PROBLEM TO SOLVE →
Skip the pictures. Reproduce all other material exactly.
━━━━━ DATA SHOWN
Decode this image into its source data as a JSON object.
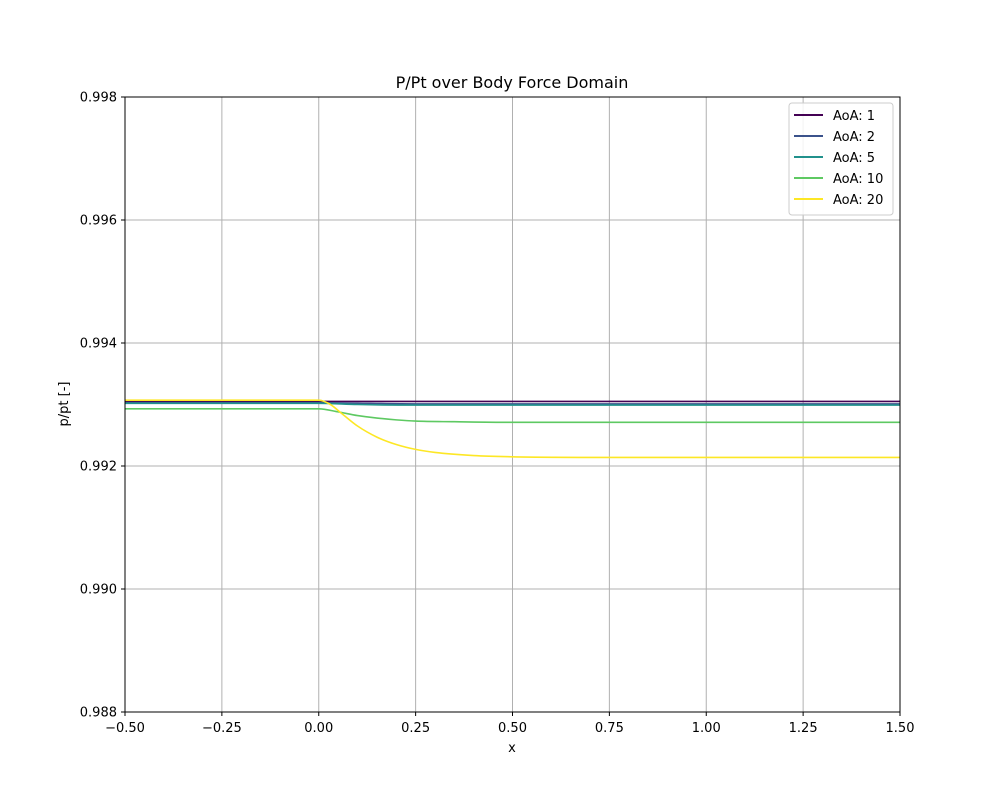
{
  "chart_data": {
    "type": "line",
    "title": "P/Pt over Body Force Domain",
    "xlabel": "x",
    "ylabel": "p/pt [-]",
    "xlim": [
      -0.5,
      1.5
    ],
    "ylim": [
      0.988,
      0.998
    ],
    "xticks": [
      "−0.50",
      "−0.25",
      "0.00",
      "0.25",
      "0.50",
      "0.75",
      "1.00",
      "1.25",
      "1.50"
    ],
    "yticks": [
      "0.988",
      "0.990",
      "0.992",
      "0.994",
      "0.996",
      "0.998"
    ],
    "grid": true,
    "legend_position": "top-right",
    "series": [
      {
        "name": "AoA: 1",
        "color": "#440154",
        "x": [
          -0.5,
          0.0,
          0.1,
          0.25,
          0.5,
          1.0,
          1.5
        ],
        "y": [
          0.99305,
          0.99305,
          0.99305,
          0.99305,
          0.99305,
          0.99305,
          0.99305
        ]
      },
      {
        "name": "AoA: 2",
        "color": "#3b528b",
        "x": [
          -0.5,
          0.0,
          0.1,
          0.25,
          0.5,
          1.0,
          1.5
        ],
        "y": [
          0.99303,
          0.99303,
          0.99302,
          0.99301,
          0.99301,
          0.99301,
          0.99301
        ]
      },
      {
        "name": "AoA: 5",
        "color": "#21918c",
        "x": [
          -0.5,
          0.0,
          0.1,
          0.25,
          0.5,
          1.0,
          1.5
        ],
        "y": [
          0.99302,
          0.99302,
          0.993,
          0.99299,
          0.99299,
          0.99299,
          0.99299
        ]
      },
      {
        "name": "AoA: 10",
        "color": "#5ec962",
        "x": [
          -0.5,
          -0.25,
          0.0,
          0.05,
          0.1,
          0.15,
          0.2,
          0.25,
          0.35,
          0.5,
          0.75,
          1.0,
          1.5
        ],
        "y": [
          0.99293,
          0.99293,
          0.99293,
          0.99288,
          0.99282,
          0.99278,
          0.99275,
          0.99273,
          0.99272,
          0.99271,
          0.99271,
          0.99271,
          0.99271
        ]
      },
      {
        "name": "AoA: 20",
        "color": "#fde725",
        "x": [
          -0.5,
          -0.25,
          0.0,
          0.03,
          0.06,
          0.1,
          0.15,
          0.2,
          0.25,
          0.3,
          0.4,
          0.5,
          0.75,
          1.0,
          1.5
        ],
        "y": [
          0.99307,
          0.99307,
          0.99307,
          0.993,
          0.99285,
          0.99265,
          0.99247,
          0.99235,
          0.99227,
          0.99222,
          0.99217,
          0.99215,
          0.99214,
          0.99214,
          0.99214
        ]
      }
    ]
  }
}
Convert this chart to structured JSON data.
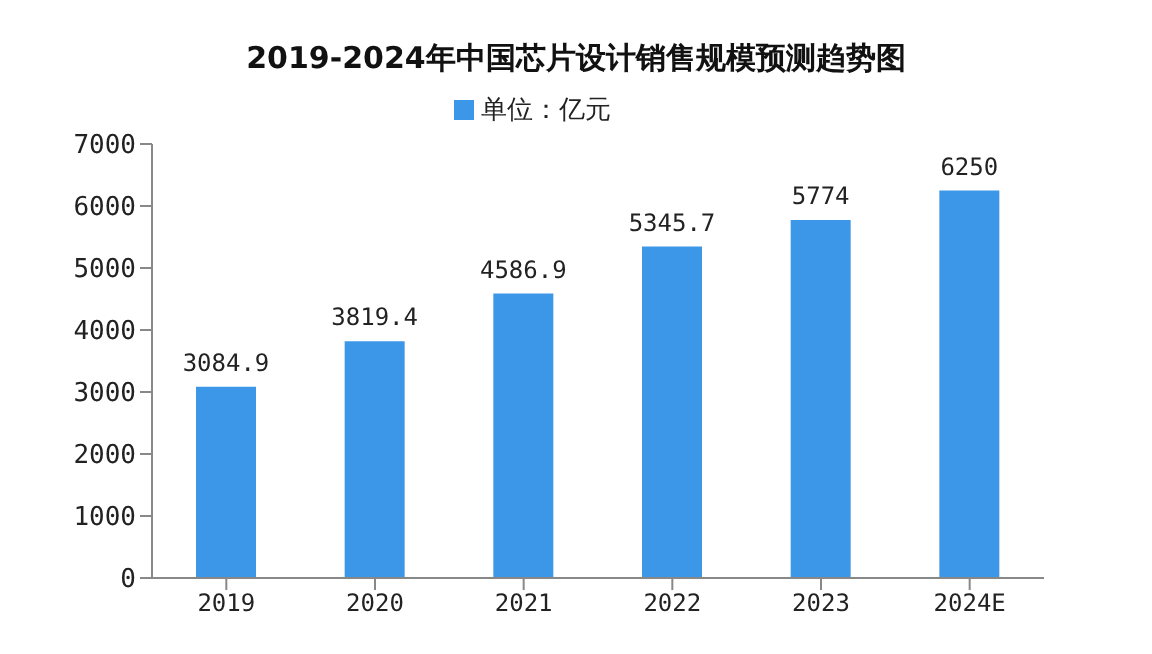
━━━━━━━━━━
ANSWER TO THE EXERCISE →
Decode this image into its source data as a JSON object.
{
  "chart_data": {
    "type": "line",
    "title": "P/Pt over Body Force Domain",
    "xlabel": "x",
    "ylabel": "p/pt [-]",
    "xlim": [
      -0.5,
      1.5
    ],
    "ylim": [
      0.988,
      0.998
    ],
    "xticks": [
      "−0.50",
      "−0.25",
      "0.00",
      "0.25",
      "0.50",
      "0.75",
      "1.00",
      "1.25",
      "1.50"
    ],
    "yticks": [
      "0.988",
      "0.990",
      "0.992",
      "0.994",
      "0.996",
      "0.998"
    ],
    "grid": true,
    "legend_position": "top-right",
    "series": [
      {
        "name": "AoA: 1",
        "color": "#440154",
        "x": [
          -0.5,
          0.0,
          0.1,
          0.25,
          0.5,
          1.0,
          1.5
        ],
        "y": [
          0.99305,
          0.99305,
          0.99305,
          0.99305,
          0.99305,
          0.99305,
          0.99305
        ]
      },
      {
        "name": "AoA: 2",
        "color": "#3b528b",
        "x": [
          -0.5,
          0.0,
          0.1,
          0.25,
          0.5,
          1.0,
          1.5
        ],
        "y": [
          0.99303,
          0.99303,
          0.99302,
          0.99301,
          0.99301,
          0.99301,
          0.99301
        ]
      },
      {
        "name": "AoA: 5",
        "color": "#21918c",
        "x": [
          -0.5,
          0.0,
          0.1,
          0.25,
          0.5,
          1.0,
          1.5
        ],
        "y": [
          0.99302,
          0.99302,
          0.993,
          0.99299,
          0.99299,
          0.99299,
          0.99299
        ]
      },
      {
        "name": "AoA: 10",
        "color": "#5ec962",
        "x": [
          -0.5,
          -0.25,
          0.0,
          0.05,
          0.1,
          0.15,
          0.2,
          0.25,
          0.35,
          0.5,
          0.75,
          1.0,
          1.5
        ],
        "y": [
          0.99293,
          0.99293,
          0.99293,
          0.99288,
          0.99282,
          0.99278,
          0.99275,
          0.99273,
          0.99272,
          0.99271,
          0.99271,
          0.99271,
          0.99271
        ]
      },
      {
        "name": "AoA: 20",
        "color": "#fde725",
        "x": [
          -0.5,
          -0.25,
          0.0,
          0.03,
          0.06,
          0.1,
          0.15,
          0.2,
          0.25,
          0.3,
          0.4,
          0.5,
          0.75,
          1.0,
          1.5
        ],
        "y": [
          0.99307,
          0.99307,
          0.99307,
          0.993,
          0.99285,
          0.99265,
          0.99247,
          0.99235,
          0.99227,
          0.99222,
          0.99217,
          0.99215,
          0.99214,
          0.99214,
          0.99214
        ]
      }
    ]
  }
}
Convert this chart to structured JSON data.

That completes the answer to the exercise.